--- START EXERCISE INPUT ---
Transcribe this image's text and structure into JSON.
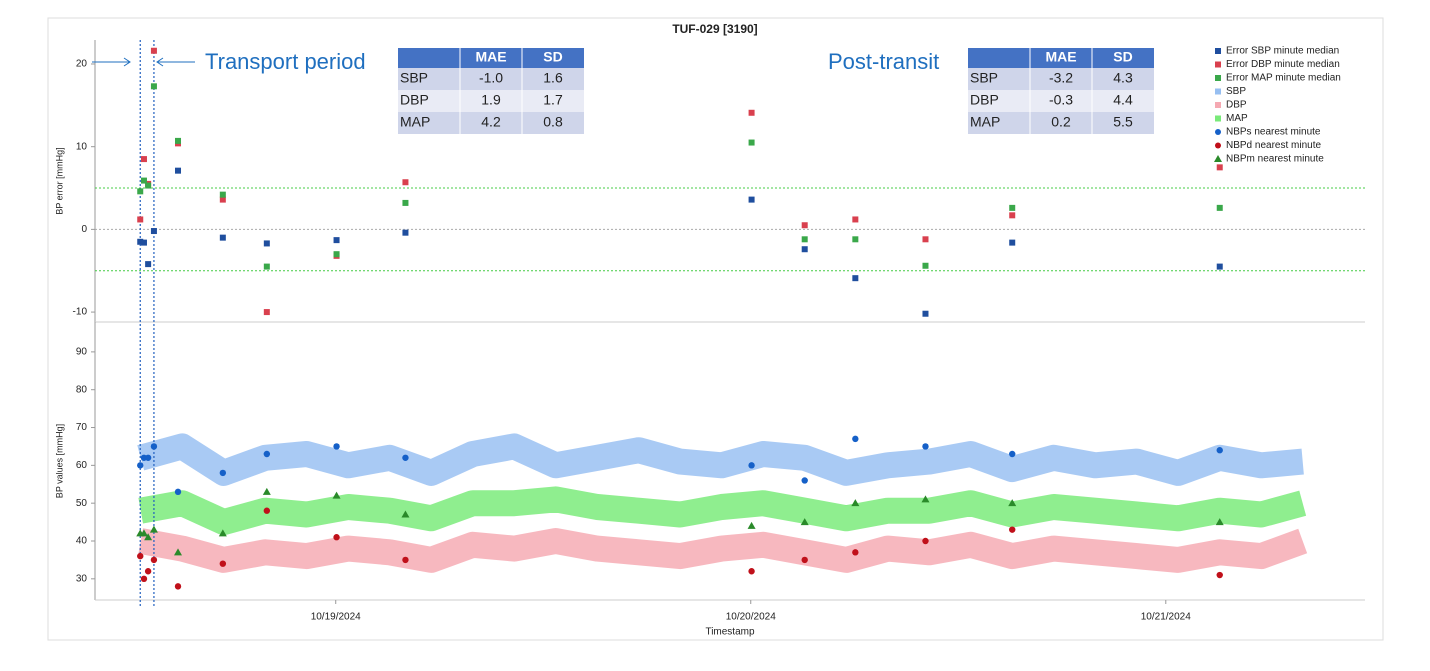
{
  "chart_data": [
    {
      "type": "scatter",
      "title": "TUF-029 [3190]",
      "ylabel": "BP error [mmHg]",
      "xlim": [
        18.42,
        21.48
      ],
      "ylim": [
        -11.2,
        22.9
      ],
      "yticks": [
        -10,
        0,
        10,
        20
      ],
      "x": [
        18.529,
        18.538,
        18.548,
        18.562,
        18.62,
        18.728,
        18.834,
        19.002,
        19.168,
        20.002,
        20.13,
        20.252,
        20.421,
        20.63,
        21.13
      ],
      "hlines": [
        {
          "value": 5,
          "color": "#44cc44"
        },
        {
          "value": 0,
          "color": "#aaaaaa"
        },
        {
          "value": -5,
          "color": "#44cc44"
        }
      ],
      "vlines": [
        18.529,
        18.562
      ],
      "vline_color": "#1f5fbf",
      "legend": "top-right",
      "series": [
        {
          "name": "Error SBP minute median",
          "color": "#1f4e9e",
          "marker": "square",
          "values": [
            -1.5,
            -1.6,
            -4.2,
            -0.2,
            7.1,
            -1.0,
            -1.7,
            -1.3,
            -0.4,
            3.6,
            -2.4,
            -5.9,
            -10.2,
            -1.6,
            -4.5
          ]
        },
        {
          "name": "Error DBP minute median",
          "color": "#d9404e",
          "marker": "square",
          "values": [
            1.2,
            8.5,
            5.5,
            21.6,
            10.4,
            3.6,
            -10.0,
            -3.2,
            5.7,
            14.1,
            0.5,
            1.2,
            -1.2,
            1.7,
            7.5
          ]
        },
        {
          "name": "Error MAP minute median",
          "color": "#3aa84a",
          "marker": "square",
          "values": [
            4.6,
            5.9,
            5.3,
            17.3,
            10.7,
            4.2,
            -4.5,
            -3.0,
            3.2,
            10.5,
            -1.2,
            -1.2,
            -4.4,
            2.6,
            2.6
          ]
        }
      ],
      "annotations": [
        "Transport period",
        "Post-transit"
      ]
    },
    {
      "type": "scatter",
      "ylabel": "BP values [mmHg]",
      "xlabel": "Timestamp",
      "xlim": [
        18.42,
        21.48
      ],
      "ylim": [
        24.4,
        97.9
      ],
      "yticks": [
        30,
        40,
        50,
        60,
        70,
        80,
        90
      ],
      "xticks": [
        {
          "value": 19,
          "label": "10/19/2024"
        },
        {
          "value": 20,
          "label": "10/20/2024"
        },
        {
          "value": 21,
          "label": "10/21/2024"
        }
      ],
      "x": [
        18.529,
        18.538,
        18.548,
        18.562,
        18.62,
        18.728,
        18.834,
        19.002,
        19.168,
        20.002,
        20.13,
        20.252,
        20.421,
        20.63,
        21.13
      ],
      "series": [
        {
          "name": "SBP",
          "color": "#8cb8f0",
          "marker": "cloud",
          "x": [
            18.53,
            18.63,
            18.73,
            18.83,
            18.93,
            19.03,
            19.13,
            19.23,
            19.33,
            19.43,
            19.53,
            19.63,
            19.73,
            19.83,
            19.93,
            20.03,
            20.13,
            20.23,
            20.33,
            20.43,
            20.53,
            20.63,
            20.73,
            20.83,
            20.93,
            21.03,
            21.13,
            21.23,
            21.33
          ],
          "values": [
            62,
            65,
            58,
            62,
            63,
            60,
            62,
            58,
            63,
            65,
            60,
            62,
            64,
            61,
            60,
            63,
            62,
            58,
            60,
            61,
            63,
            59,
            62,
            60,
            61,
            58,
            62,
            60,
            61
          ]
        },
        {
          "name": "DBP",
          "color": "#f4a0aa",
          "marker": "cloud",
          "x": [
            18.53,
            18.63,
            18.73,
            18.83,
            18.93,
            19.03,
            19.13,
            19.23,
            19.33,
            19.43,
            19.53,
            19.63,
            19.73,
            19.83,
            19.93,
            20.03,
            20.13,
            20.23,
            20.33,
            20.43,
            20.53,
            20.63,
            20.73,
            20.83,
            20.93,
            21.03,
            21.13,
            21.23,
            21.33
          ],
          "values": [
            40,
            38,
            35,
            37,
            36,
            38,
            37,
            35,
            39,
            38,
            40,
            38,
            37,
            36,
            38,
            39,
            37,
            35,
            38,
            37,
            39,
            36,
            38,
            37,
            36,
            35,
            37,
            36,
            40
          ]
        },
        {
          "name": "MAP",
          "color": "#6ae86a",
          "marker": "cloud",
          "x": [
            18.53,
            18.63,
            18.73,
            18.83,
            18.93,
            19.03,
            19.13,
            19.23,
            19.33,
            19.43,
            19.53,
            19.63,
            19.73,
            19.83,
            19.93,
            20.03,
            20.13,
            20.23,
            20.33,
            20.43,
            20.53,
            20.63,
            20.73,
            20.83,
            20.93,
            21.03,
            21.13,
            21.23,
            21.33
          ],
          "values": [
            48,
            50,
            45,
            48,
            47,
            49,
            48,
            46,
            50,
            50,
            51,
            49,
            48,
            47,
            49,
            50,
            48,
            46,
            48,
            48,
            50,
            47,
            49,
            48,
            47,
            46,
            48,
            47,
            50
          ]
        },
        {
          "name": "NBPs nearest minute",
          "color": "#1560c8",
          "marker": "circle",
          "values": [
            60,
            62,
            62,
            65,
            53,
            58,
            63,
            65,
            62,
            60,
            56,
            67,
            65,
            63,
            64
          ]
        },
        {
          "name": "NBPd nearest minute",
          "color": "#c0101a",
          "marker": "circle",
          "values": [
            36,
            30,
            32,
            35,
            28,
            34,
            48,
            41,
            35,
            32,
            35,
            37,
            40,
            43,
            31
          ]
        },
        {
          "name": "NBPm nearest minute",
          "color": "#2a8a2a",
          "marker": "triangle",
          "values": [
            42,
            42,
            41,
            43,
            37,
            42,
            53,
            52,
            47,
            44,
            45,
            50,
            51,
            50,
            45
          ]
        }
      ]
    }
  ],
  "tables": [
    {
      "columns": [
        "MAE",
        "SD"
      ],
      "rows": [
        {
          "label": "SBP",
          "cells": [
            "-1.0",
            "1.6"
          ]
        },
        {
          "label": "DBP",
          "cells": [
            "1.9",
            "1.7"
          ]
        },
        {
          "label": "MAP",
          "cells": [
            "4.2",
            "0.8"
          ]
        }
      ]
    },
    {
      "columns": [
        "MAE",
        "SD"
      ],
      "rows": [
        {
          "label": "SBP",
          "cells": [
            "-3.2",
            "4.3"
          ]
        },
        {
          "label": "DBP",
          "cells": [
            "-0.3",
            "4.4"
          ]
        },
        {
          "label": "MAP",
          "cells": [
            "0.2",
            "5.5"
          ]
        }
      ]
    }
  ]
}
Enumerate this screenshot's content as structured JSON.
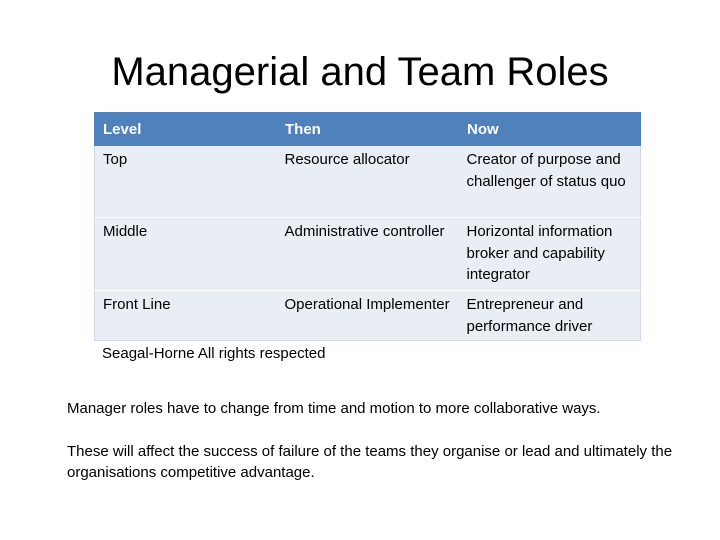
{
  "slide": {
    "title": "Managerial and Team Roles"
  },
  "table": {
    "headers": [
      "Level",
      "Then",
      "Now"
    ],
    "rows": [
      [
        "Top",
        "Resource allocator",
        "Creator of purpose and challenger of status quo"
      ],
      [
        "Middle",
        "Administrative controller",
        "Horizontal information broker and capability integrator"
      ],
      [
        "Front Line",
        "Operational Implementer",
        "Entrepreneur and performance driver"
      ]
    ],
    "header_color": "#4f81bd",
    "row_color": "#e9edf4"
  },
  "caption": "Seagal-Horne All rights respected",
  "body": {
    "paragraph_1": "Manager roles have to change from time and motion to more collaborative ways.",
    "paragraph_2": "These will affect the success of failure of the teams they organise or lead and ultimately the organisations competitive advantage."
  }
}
--- END EXERCISE INPUT ---
# GIVEN INSTRUCTION
Find the line that contains "Enumerate this screenshot's", then write out that line and every line after it through the end of the records, exactly. Leave the pictures out.

# OUTPUT OF THE TASK
Enumerate this screenshot's content as structured JSON.
{
  "slide": {
    "title": "Managerial and Team Roles"
  },
  "table": {
    "headers": [
      "Level",
      "Then",
      "Now"
    ],
    "rows": [
      [
        "Top",
        "Resource allocator",
        "Creator of purpose and challenger of status quo"
      ],
      [
        "Middle",
        "Administrative controller",
        "Horizontal information broker and capability integrator"
      ],
      [
        "Front Line",
        "Operational Implementer",
        "Entrepreneur and performance driver"
      ]
    ],
    "header_color": "#4f81bd",
    "row_color": "#e9edf4"
  },
  "caption": "Seagal-Horne All rights respected",
  "body": {
    "paragraph_1": "Manager roles have to change from time and motion to more collaborative ways.",
    "paragraph_2": "These will affect the success of failure of the teams they organise or lead and ultimately the organisations competitive advantage."
  }
}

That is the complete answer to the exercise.